What is expected –
Locate every line in the records below that contains the word "JSON", and copy each one.

Records shown –
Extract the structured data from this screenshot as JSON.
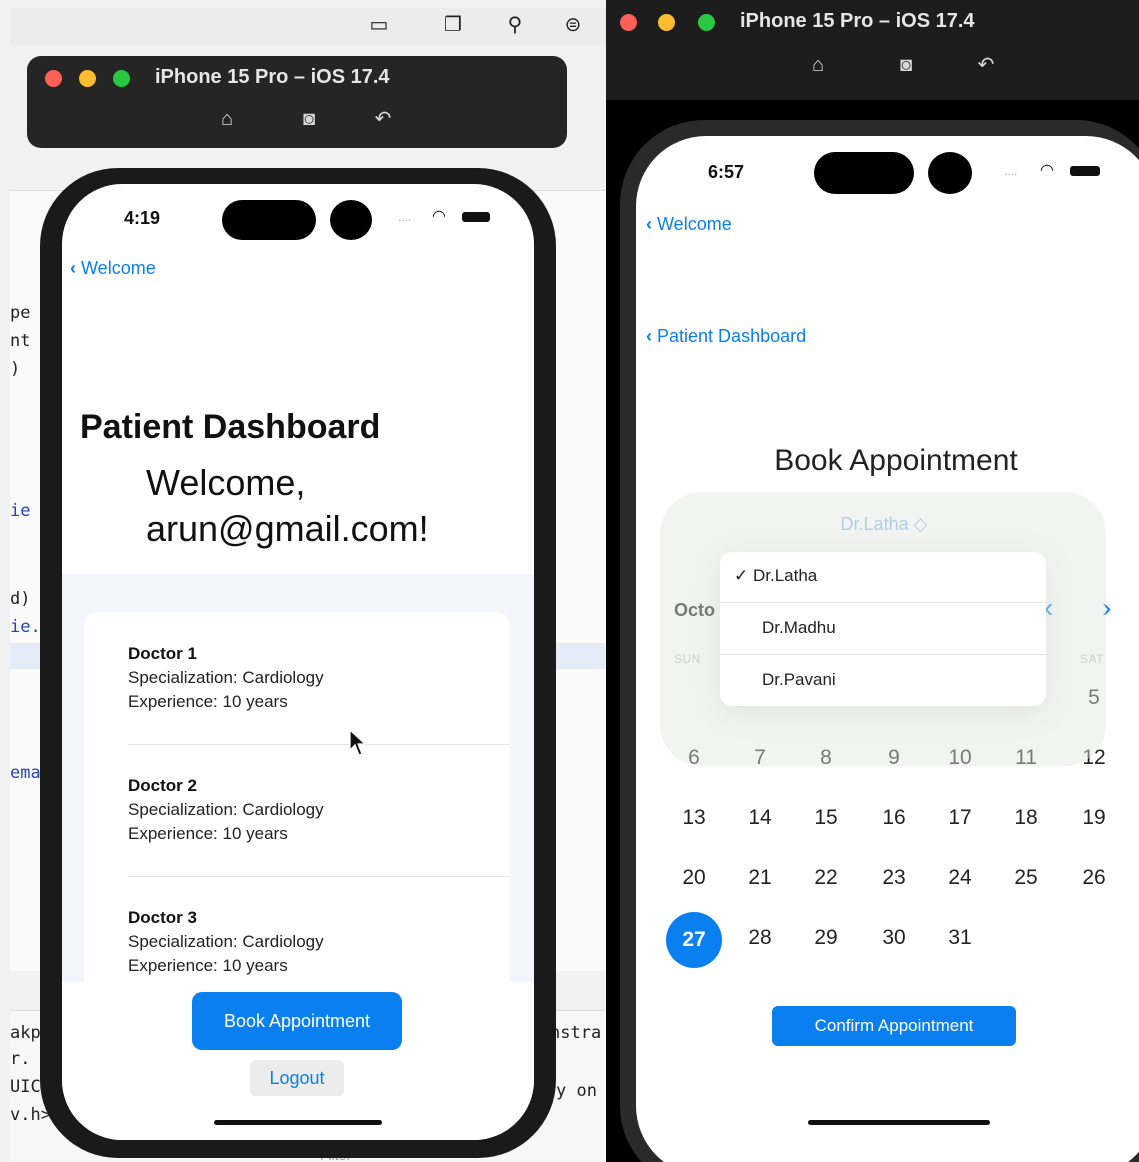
{
  "left_sim": {
    "window_title": "iPhone 15 Pro – iOS 17.4",
    "status_time": "4:19",
    "status_signal": "....",
    "back_label": "Welcome",
    "title": "Patient Dashboard",
    "welcome_line1": "Welcome,",
    "welcome_line2": "arun@gmail.com!",
    "doctors": [
      {
        "name": "Doctor 1",
        "specialization": "Specialization: Cardiology",
        "experience": "Experience: 10 years"
      },
      {
        "name": "Doctor 2",
        "specialization": "Specialization: Cardiology",
        "experience": "Experience: 10 years"
      },
      {
        "name": "Doctor 3",
        "specialization": "Specialization: Cardiology",
        "experience": "Experience: 10 years"
      }
    ],
    "book_button": "Book Appointment",
    "logout_button": "Logout"
  },
  "code_fragments": [
    "pe",
    "nt",
    ")",
    "ie",
    "d)",
    "ie.",
    "ema",
    "akp",
    "r.",
    "UIC",
    "v.h>",
    "nstra",
    "y on",
    "Filter"
  ],
  "right_sim": {
    "window_title": "iPhone 15 Pro – iOS 17.4",
    "status_time": "6:57",
    "status_signal": "....",
    "back_label": "Welcome",
    "back_label2": "Patient Dashboard",
    "title": "Book Appointment",
    "doctor_picker_value": "Dr.Latha",
    "doctor_options": [
      "Dr.Latha",
      "Dr.Madhu",
      "Dr.Pavani"
    ],
    "selected_doctor_check": "✓",
    "month_label_partial": "Octo",
    "weekday_sun": "SUN",
    "weekday_sat": "SAT",
    "week1_visible": [
      "5"
    ],
    "weeks": [
      [
        "6",
        "7",
        "8",
        "9",
        "10",
        "11",
        "12"
      ],
      [
        "13",
        "14",
        "15",
        "16",
        "17",
        "18",
        "19"
      ],
      [
        "20",
        "21",
        "22",
        "23",
        "24",
        "25",
        "26"
      ],
      [
        "27",
        "28",
        "29",
        "30",
        "31"
      ]
    ],
    "selected_day": "27",
    "confirm_button": "Confirm Appointment"
  }
}
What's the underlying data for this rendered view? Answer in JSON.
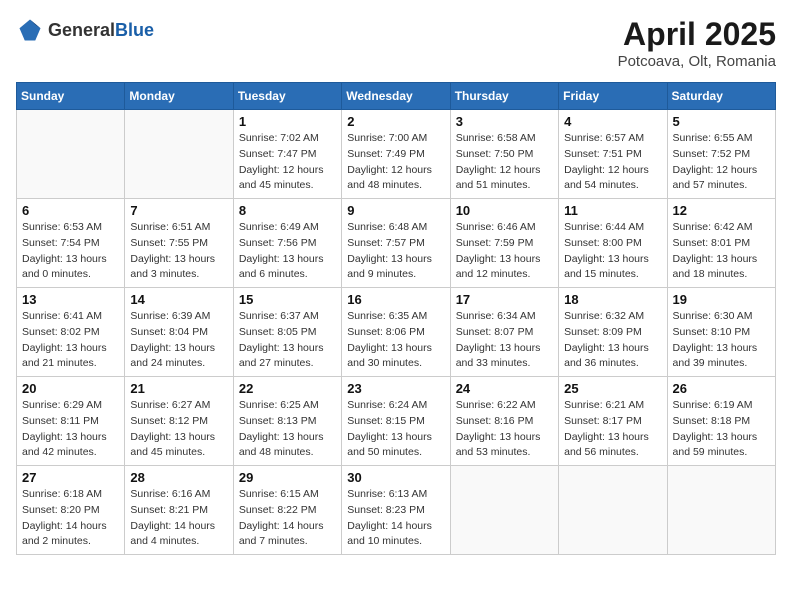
{
  "header": {
    "logo_general": "General",
    "logo_blue": "Blue",
    "month": "April 2025",
    "location": "Potcoava, Olt, Romania"
  },
  "weekdays": [
    "Sunday",
    "Monday",
    "Tuesday",
    "Wednesday",
    "Thursday",
    "Friday",
    "Saturday"
  ],
  "weeks": [
    [
      {
        "day": "",
        "sunrise": "",
        "sunset": "",
        "daylight": ""
      },
      {
        "day": "",
        "sunrise": "",
        "sunset": "",
        "daylight": ""
      },
      {
        "day": "1",
        "sunrise": "Sunrise: 7:02 AM",
        "sunset": "Sunset: 7:47 PM",
        "daylight": "Daylight: 12 hours and 45 minutes."
      },
      {
        "day": "2",
        "sunrise": "Sunrise: 7:00 AM",
        "sunset": "Sunset: 7:49 PM",
        "daylight": "Daylight: 12 hours and 48 minutes."
      },
      {
        "day": "3",
        "sunrise": "Sunrise: 6:58 AM",
        "sunset": "Sunset: 7:50 PM",
        "daylight": "Daylight: 12 hours and 51 minutes."
      },
      {
        "day": "4",
        "sunrise": "Sunrise: 6:57 AM",
        "sunset": "Sunset: 7:51 PM",
        "daylight": "Daylight: 12 hours and 54 minutes."
      },
      {
        "day": "5",
        "sunrise": "Sunrise: 6:55 AM",
        "sunset": "Sunset: 7:52 PM",
        "daylight": "Daylight: 12 hours and 57 minutes."
      }
    ],
    [
      {
        "day": "6",
        "sunrise": "Sunrise: 6:53 AM",
        "sunset": "Sunset: 7:54 PM",
        "daylight": "Daylight: 13 hours and 0 minutes."
      },
      {
        "day": "7",
        "sunrise": "Sunrise: 6:51 AM",
        "sunset": "Sunset: 7:55 PM",
        "daylight": "Daylight: 13 hours and 3 minutes."
      },
      {
        "day": "8",
        "sunrise": "Sunrise: 6:49 AM",
        "sunset": "Sunset: 7:56 PM",
        "daylight": "Daylight: 13 hours and 6 minutes."
      },
      {
        "day": "9",
        "sunrise": "Sunrise: 6:48 AM",
        "sunset": "Sunset: 7:57 PM",
        "daylight": "Daylight: 13 hours and 9 minutes."
      },
      {
        "day": "10",
        "sunrise": "Sunrise: 6:46 AM",
        "sunset": "Sunset: 7:59 PM",
        "daylight": "Daylight: 13 hours and 12 minutes."
      },
      {
        "day": "11",
        "sunrise": "Sunrise: 6:44 AM",
        "sunset": "Sunset: 8:00 PM",
        "daylight": "Daylight: 13 hours and 15 minutes."
      },
      {
        "day": "12",
        "sunrise": "Sunrise: 6:42 AM",
        "sunset": "Sunset: 8:01 PM",
        "daylight": "Daylight: 13 hours and 18 minutes."
      }
    ],
    [
      {
        "day": "13",
        "sunrise": "Sunrise: 6:41 AM",
        "sunset": "Sunset: 8:02 PM",
        "daylight": "Daylight: 13 hours and 21 minutes."
      },
      {
        "day": "14",
        "sunrise": "Sunrise: 6:39 AM",
        "sunset": "Sunset: 8:04 PM",
        "daylight": "Daylight: 13 hours and 24 minutes."
      },
      {
        "day": "15",
        "sunrise": "Sunrise: 6:37 AM",
        "sunset": "Sunset: 8:05 PM",
        "daylight": "Daylight: 13 hours and 27 minutes."
      },
      {
        "day": "16",
        "sunrise": "Sunrise: 6:35 AM",
        "sunset": "Sunset: 8:06 PM",
        "daylight": "Daylight: 13 hours and 30 minutes."
      },
      {
        "day": "17",
        "sunrise": "Sunrise: 6:34 AM",
        "sunset": "Sunset: 8:07 PM",
        "daylight": "Daylight: 13 hours and 33 minutes."
      },
      {
        "day": "18",
        "sunrise": "Sunrise: 6:32 AM",
        "sunset": "Sunset: 8:09 PM",
        "daylight": "Daylight: 13 hours and 36 minutes."
      },
      {
        "day": "19",
        "sunrise": "Sunrise: 6:30 AM",
        "sunset": "Sunset: 8:10 PM",
        "daylight": "Daylight: 13 hours and 39 minutes."
      }
    ],
    [
      {
        "day": "20",
        "sunrise": "Sunrise: 6:29 AM",
        "sunset": "Sunset: 8:11 PM",
        "daylight": "Daylight: 13 hours and 42 minutes."
      },
      {
        "day": "21",
        "sunrise": "Sunrise: 6:27 AM",
        "sunset": "Sunset: 8:12 PM",
        "daylight": "Daylight: 13 hours and 45 minutes."
      },
      {
        "day": "22",
        "sunrise": "Sunrise: 6:25 AM",
        "sunset": "Sunset: 8:13 PM",
        "daylight": "Daylight: 13 hours and 48 minutes."
      },
      {
        "day": "23",
        "sunrise": "Sunrise: 6:24 AM",
        "sunset": "Sunset: 8:15 PM",
        "daylight": "Daylight: 13 hours and 50 minutes."
      },
      {
        "day": "24",
        "sunrise": "Sunrise: 6:22 AM",
        "sunset": "Sunset: 8:16 PM",
        "daylight": "Daylight: 13 hours and 53 minutes."
      },
      {
        "day": "25",
        "sunrise": "Sunrise: 6:21 AM",
        "sunset": "Sunset: 8:17 PM",
        "daylight": "Daylight: 13 hours and 56 minutes."
      },
      {
        "day": "26",
        "sunrise": "Sunrise: 6:19 AM",
        "sunset": "Sunset: 8:18 PM",
        "daylight": "Daylight: 13 hours and 59 minutes."
      }
    ],
    [
      {
        "day": "27",
        "sunrise": "Sunrise: 6:18 AM",
        "sunset": "Sunset: 8:20 PM",
        "daylight": "Daylight: 14 hours and 2 minutes."
      },
      {
        "day": "28",
        "sunrise": "Sunrise: 6:16 AM",
        "sunset": "Sunset: 8:21 PM",
        "daylight": "Daylight: 14 hours and 4 minutes."
      },
      {
        "day": "29",
        "sunrise": "Sunrise: 6:15 AM",
        "sunset": "Sunset: 8:22 PM",
        "daylight": "Daylight: 14 hours and 7 minutes."
      },
      {
        "day": "30",
        "sunrise": "Sunrise: 6:13 AM",
        "sunset": "Sunset: 8:23 PM",
        "daylight": "Daylight: 14 hours and 10 minutes."
      },
      {
        "day": "",
        "sunrise": "",
        "sunset": "",
        "daylight": ""
      },
      {
        "day": "",
        "sunrise": "",
        "sunset": "",
        "daylight": ""
      },
      {
        "day": "",
        "sunrise": "",
        "sunset": "",
        "daylight": ""
      }
    ]
  ]
}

Reply –
Extract the structured data from this screenshot as JSON.
What's the underlying data for this rendered view? Answer in JSON.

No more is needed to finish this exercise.